## begin DATA TO USE
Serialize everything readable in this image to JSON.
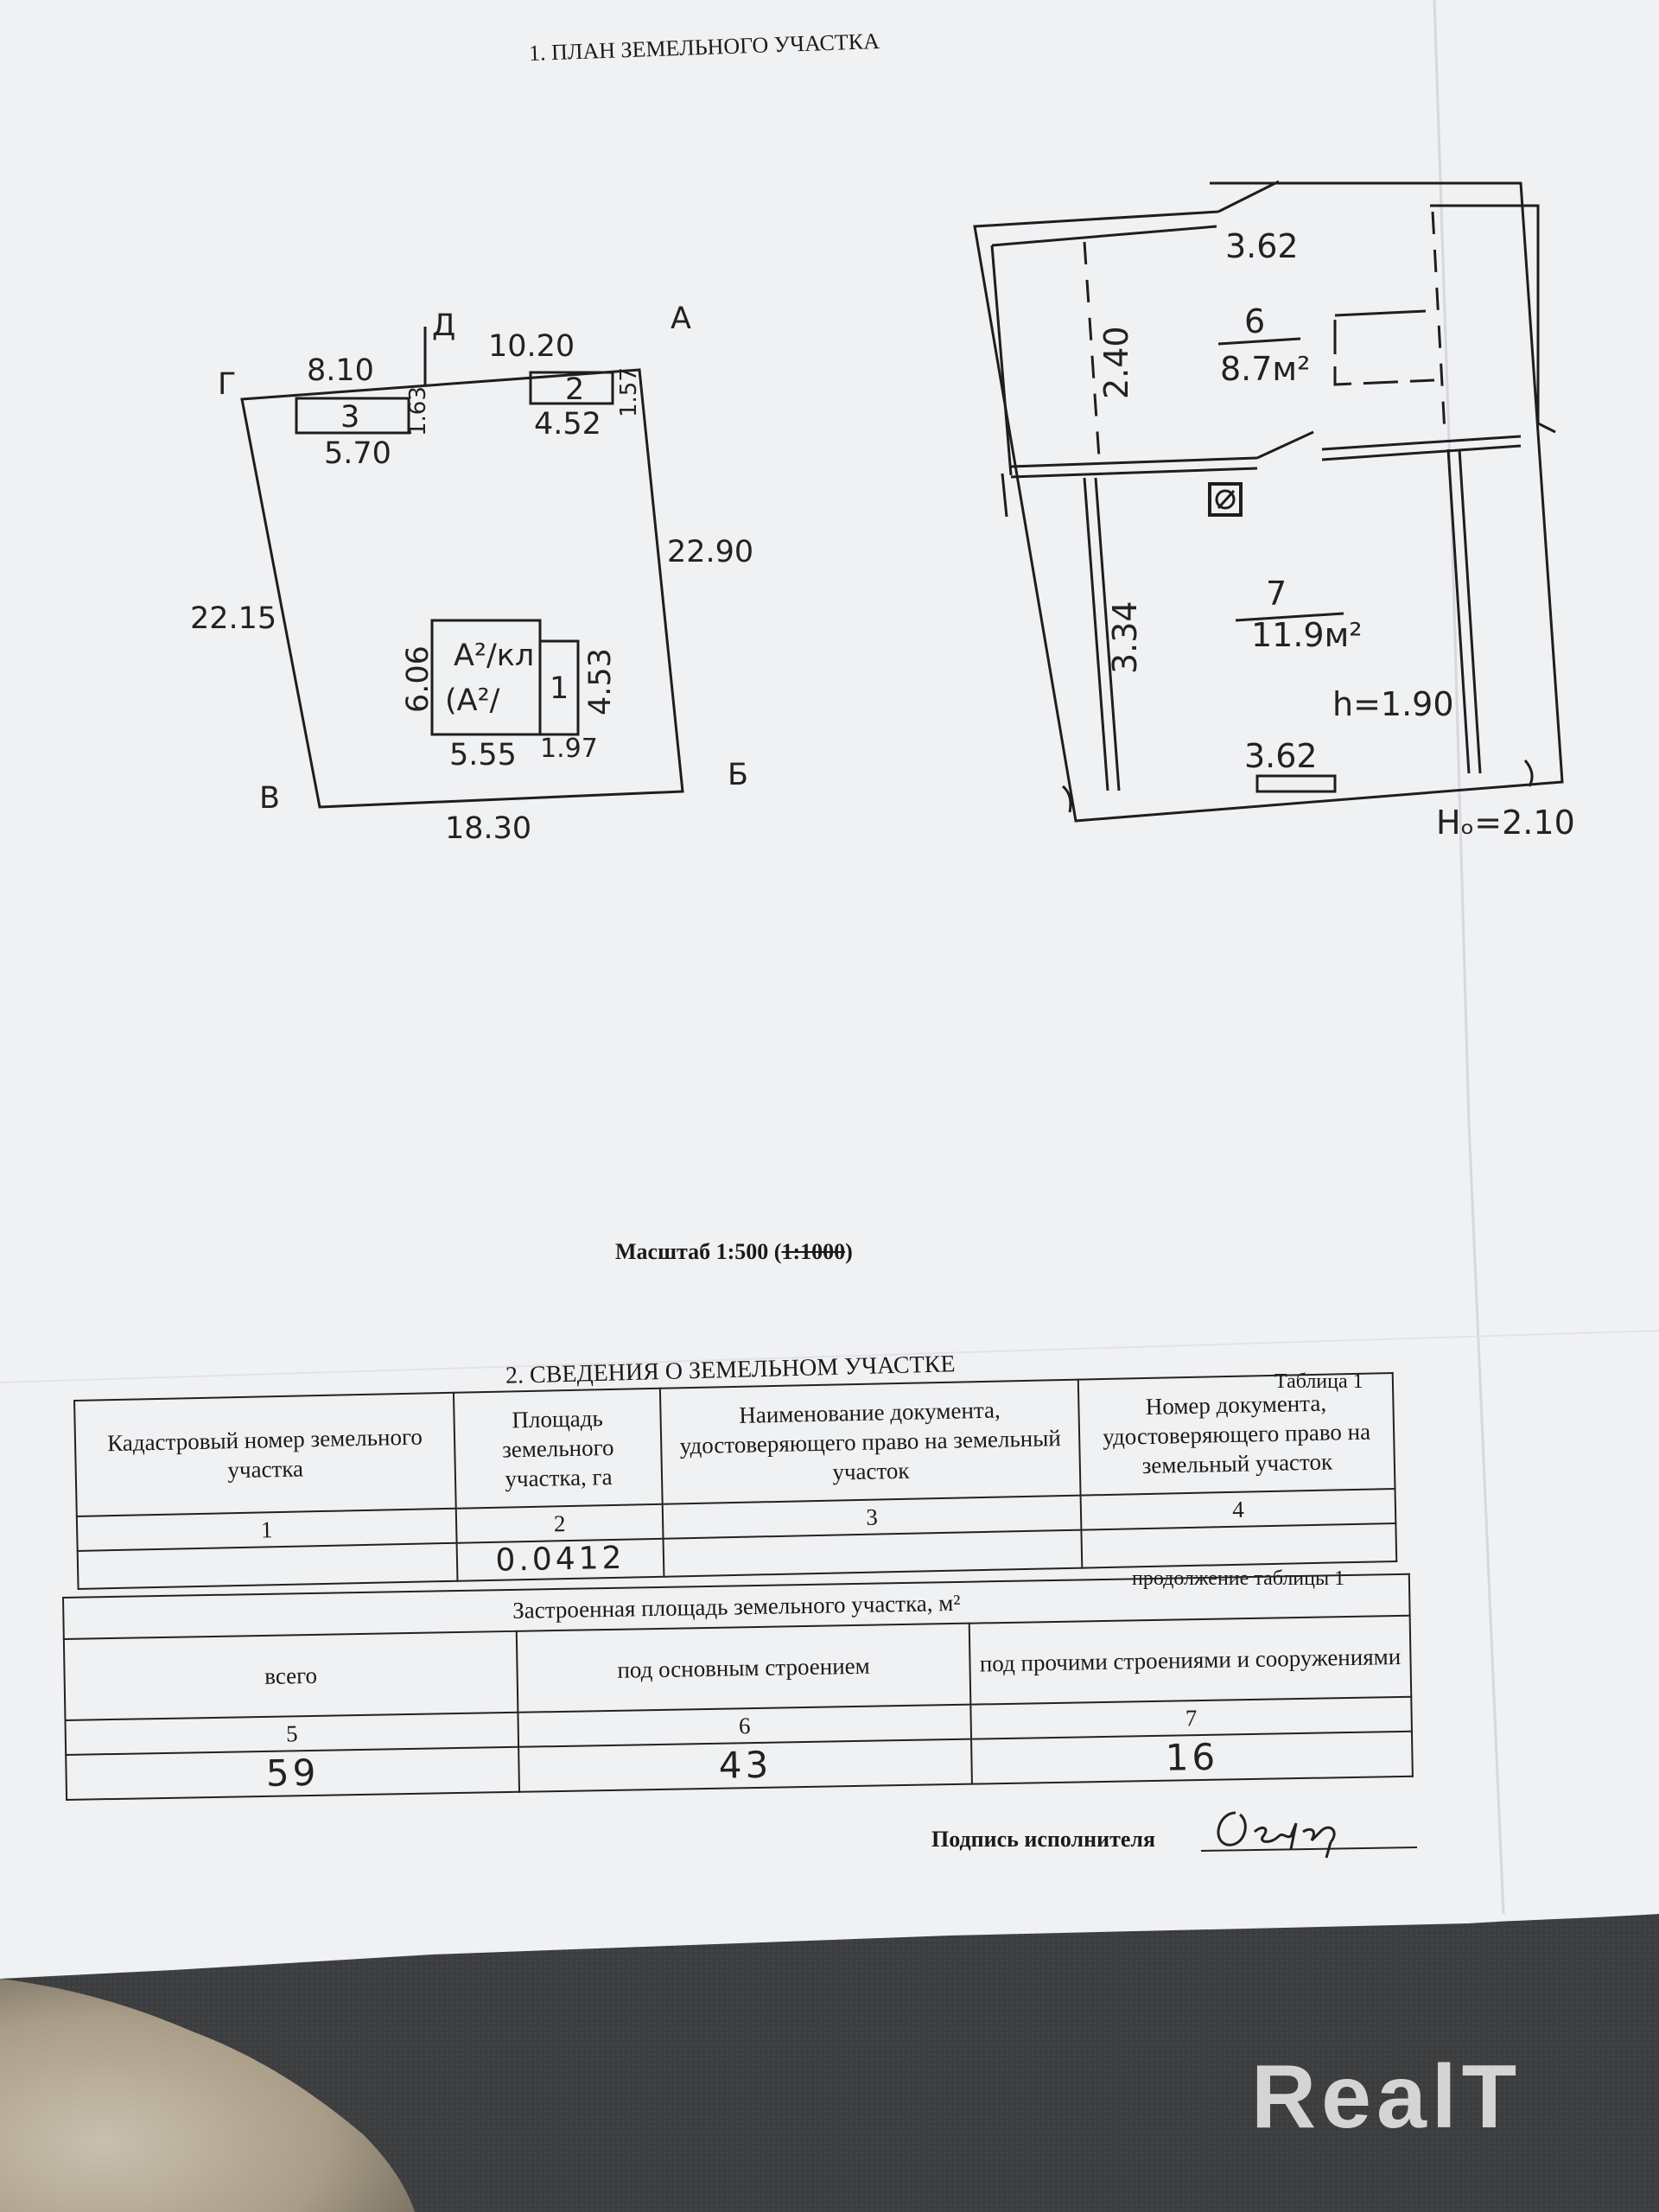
{
  "section1": {
    "title": "1. ПЛАН ЗЕМЕЛЬНОГО УЧАСТКА"
  },
  "site_plan": {
    "corners": {
      "a": "А",
      "b": "Б",
      "v": "В",
      "g": "Г",
      "d": "Д"
    },
    "dims": {
      "top_left": "8.10",
      "top_right": "10.20",
      "right": "22.90",
      "left": "22.15",
      "bottom": "18.30",
      "b3_width": "5.70",
      "b3_height": "1.63",
      "b2_width": "4.52",
      "b2_height": "1.57",
      "main_height": "6.06",
      "main_width": "5.55",
      "ext_width": "1.97",
      "ext_height": "4.53"
    },
    "labels": {
      "b3": "3",
      "b2": "2",
      "ext": "1",
      "main_top": "А²/кл",
      "main_bottom": "(А²/"
    }
  },
  "floor_plan": {
    "top_width": "3.62",
    "bottom_width": "3.62",
    "room6": {
      "num": "6",
      "area": "8.7м²",
      "height_dim": "2.40"
    },
    "room7": {
      "num": "7",
      "area": "11.9м²",
      "height_dim": "3.34"
    },
    "h_inner": "h=1.90",
    "h_outer": "Hₒ=2.10"
  },
  "scale": {
    "prefix": "Масштаб 1:500 (",
    "struck": "1:1000",
    "suffix": ")"
  },
  "section2": {
    "title": "2. СВЕДЕНИЯ  О ЗЕМЕЛЬНОМ УЧАСТКЕ",
    "table_label": "Таблица 1",
    "headers": [
      "Кадастровый номер земельного участка",
      "Площадь земельного участка, га",
      "Наименование документа, удостоверяющего право на земельный участок",
      "Номер документа, удостоверяющего право на земельный участок"
    ],
    "col_nums": [
      "1",
      "2",
      "3",
      "4"
    ],
    "row": [
      "",
      "0.0412",
      "",
      ""
    ]
  },
  "continuation": {
    "label": "продолжение таблицы 1",
    "title": "Застроенная площадь земельного участка, м²",
    "headers": [
      "всего",
      "под основным строением",
      "под прочими строениями и сооружениями"
    ],
    "col_nums": [
      "5",
      "6",
      "7"
    ],
    "values": [
      "59",
      "43",
      "16"
    ]
  },
  "signature": {
    "label": "Подпись исполнителя"
  },
  "watermark": {
    "text": "RealT"
  },
  "colors": {
    "paper": "#f0f1f3",
    "ink": "#1a1a1a",
    "fabric": "#3a3b3c",
    "fleece": "#b9ad98"
  }
}
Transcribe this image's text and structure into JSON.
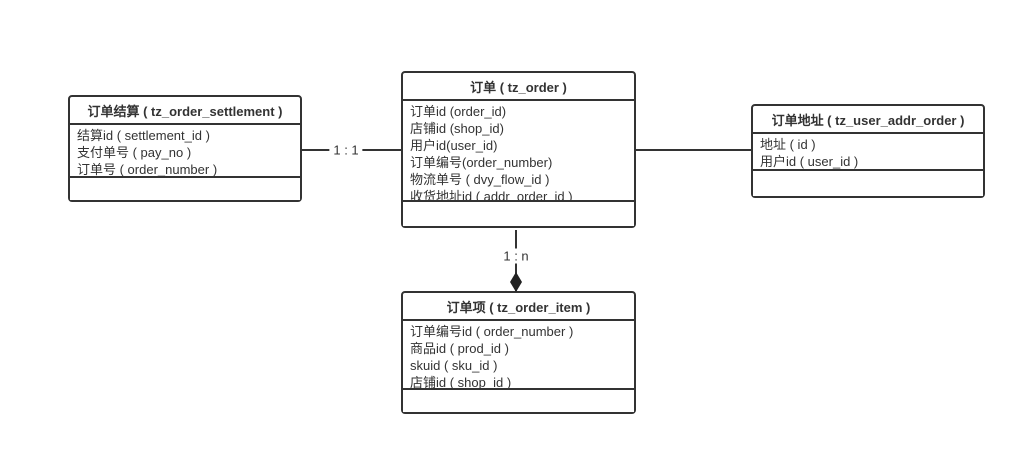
## end DATA TO USE
**REQUEST**
From the data above, gather every line that includes the word "удостоверяющего".

**SOLUTION FOR THIS TASK**
      "Наименование документа, удостоверяющего право на земельный участок",
      "Номер документа, удостоверяющего право на земельный участок"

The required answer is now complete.